Excerpt provided
╭──

Attacks in eastern Syria killed 12 oil field workers and a Kurdish fighter, a war monitor said Friday, a day after Syrian Kurdish-led forces announced an offensive against jihadists.
The Britain-based Syrian Observatory for Human Rights, which draws on extensive sources inside Syria, gave the toll of a dozen dead in one assault near an oil field west of Deir Ezzor.
In a separate ambush near Al-Shaddadi, south of the northeastern city of Hasakeh, a fighter of the Kurdish-led Syrian Democratic Forces (SDF) was killed and five more wounded, the Observatory said.
It blamed cells linked to the Islamic State group, which have previously carried out attacks in both areas.
Syria's state news agency SANA gave a toll of 10 dead in the "terrorist attack that targeted three buses transporting workers" from al-Taim oil field, which is under Syrian government control.
"The attack began with explosive devices that went off as the buses drove by, and then the group's militants shot at them," Observatory director Rami Abdel Rahman told AFP.
Despite the defeat of its "caliphate" in Syria by US-backed Kurdish forces nearly four years ago, IS continues to claim attacks in Syria and across the border in Iraq.
On Thursday, the SDF said it had begun an offensive against IS, following a recent assault by the jihadists on a prison in their onetime bastion of Raqa.
The SDF, which regularly launches operations against the jihadists, said its latest offensive aimed to eliminate IS from areas that had been "the source of the recent terrorist attacks".
It said it was carrying out the operation alongside a US-led anti-IS coalition, although the international force did not immediately confirm its participation.

╰──

What this exercise asks
a: Please list every organization the news report on attacks in eastern Syria names.
b: According to the news report on attacks in eastern Syria, what death toll did Syria's state news agency give for the attack on the buses?
c: Extend the news report on attacks in eastern Syria with a few more paragraphs that begin after its final sentence.

Supplied entries
╭──

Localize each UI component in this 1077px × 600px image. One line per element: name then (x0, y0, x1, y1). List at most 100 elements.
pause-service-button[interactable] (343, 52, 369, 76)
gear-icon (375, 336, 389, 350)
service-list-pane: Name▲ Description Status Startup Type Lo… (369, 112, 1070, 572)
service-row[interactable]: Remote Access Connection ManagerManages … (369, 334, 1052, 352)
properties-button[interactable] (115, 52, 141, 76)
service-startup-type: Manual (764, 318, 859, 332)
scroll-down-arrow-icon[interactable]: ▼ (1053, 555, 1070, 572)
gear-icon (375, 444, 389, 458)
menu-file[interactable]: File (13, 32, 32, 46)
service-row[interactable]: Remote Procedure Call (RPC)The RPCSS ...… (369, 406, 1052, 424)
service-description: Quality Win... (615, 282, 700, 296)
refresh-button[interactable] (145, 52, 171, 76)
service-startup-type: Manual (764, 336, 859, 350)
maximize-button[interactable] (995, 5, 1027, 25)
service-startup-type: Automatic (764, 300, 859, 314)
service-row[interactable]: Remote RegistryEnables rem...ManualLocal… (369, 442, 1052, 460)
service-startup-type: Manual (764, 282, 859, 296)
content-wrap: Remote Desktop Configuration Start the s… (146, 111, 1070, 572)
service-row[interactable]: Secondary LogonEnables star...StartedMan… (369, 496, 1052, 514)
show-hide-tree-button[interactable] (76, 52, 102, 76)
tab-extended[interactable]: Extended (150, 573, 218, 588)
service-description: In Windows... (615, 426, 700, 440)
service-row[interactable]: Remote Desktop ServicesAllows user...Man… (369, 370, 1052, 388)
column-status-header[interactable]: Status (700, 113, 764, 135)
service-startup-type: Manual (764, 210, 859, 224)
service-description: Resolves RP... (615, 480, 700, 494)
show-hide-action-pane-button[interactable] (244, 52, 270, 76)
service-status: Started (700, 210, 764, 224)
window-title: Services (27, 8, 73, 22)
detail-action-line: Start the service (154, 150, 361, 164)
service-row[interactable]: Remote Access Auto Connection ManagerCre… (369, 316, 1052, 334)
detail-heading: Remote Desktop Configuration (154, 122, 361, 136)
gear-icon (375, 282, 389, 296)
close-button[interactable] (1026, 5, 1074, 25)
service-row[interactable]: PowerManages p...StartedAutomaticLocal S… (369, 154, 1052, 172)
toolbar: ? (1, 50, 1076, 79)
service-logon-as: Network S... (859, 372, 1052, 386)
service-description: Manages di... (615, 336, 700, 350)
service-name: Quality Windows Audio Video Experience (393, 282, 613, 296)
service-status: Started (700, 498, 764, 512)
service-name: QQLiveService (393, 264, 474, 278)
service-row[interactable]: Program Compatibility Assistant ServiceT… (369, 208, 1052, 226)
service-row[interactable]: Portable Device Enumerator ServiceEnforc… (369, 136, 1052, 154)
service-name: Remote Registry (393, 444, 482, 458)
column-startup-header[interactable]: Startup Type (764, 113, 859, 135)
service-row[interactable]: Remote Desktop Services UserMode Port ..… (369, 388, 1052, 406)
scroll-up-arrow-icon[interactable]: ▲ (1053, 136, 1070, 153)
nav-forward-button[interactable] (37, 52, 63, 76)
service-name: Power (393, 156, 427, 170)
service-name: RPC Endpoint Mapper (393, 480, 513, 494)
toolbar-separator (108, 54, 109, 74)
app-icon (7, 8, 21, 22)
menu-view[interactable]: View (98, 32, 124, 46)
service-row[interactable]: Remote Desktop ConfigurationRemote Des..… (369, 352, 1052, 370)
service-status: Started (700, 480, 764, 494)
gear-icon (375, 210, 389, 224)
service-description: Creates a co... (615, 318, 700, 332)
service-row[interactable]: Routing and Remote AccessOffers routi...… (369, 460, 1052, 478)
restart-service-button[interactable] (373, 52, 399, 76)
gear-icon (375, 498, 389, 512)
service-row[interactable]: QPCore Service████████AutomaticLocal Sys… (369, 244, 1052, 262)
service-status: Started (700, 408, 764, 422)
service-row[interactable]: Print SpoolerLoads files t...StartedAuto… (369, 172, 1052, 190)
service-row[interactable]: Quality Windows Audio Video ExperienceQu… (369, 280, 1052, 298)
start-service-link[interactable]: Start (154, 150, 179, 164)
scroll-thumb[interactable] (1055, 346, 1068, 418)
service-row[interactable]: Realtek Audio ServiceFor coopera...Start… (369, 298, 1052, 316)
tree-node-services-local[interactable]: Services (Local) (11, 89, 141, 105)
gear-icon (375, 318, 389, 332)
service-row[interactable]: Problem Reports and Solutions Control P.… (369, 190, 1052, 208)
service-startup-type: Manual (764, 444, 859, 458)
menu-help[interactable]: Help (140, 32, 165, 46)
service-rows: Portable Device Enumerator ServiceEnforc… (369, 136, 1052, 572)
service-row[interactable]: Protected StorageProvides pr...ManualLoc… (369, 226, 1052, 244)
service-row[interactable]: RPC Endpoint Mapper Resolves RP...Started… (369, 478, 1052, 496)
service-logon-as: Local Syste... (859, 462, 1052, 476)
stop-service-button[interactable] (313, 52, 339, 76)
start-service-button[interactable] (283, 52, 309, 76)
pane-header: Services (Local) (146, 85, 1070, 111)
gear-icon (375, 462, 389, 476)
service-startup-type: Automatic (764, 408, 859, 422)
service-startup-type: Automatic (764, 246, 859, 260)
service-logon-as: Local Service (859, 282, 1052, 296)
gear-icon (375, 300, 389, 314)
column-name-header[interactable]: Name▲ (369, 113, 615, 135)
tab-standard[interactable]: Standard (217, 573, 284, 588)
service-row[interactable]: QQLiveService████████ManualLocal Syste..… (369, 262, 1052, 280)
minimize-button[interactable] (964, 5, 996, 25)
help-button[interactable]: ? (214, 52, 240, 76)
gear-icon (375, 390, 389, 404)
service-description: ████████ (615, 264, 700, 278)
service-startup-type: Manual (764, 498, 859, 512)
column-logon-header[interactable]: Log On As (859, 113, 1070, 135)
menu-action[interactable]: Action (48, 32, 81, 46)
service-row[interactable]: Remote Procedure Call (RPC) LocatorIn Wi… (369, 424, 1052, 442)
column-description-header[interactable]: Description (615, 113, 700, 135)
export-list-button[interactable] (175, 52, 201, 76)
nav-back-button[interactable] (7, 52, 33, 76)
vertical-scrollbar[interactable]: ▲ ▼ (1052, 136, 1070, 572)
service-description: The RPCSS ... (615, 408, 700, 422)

╰──

Answers by task
a:
- Syrian Observatory for Human Rights
- Syrian Democratic Forces (SDF)
- Islamic State group (IS)
- SANA (Syria's state news agency)
- AFP
- US-led anti-IS coalition

b: SANA gave a toll of 10 dead.

c:
In addition to the thwarted Raqa prison attack, the SDF said IS fighters had recently carried out eight assaults in the Deir Ezzor area, Hasakeh and the Al-Hol camp for displaced people, which houses family members of IS militants.
The SDF said on Friday that 52 IS "mercenaries and facilitators" had been arrested in residential areas during its newly launched operation.
On Monday, the SDF said six Kurdish fighters were killed when IS attacked the prison in Raqa in a bid to free jailed comrades.
Referring to recent Turkish air strikes on Kurdish forces in the northeast, the SDF said IS was trying to "take advantage" of the situation.
Turkey backs rebels in Syria's northern border zone, but opposes Syria's Kurds, which it sees as inextricably linked to Kurdish "terrorists" at home.
After IS seized vast areas of Iraq and Syria in 2014, it ruled with brutality until local forces backed by the US-led coalition defeated them, first in Iraq in late 2017 and then in Syria in March 2019.
In January, jihadists killed nine Syrian soldiers and allied militiamen near oil installations on the edge of Deir Ezzor, the Observatory said at the time.
That was about a month after an attack on a bus carrying oil workers reportedly killed at least 10.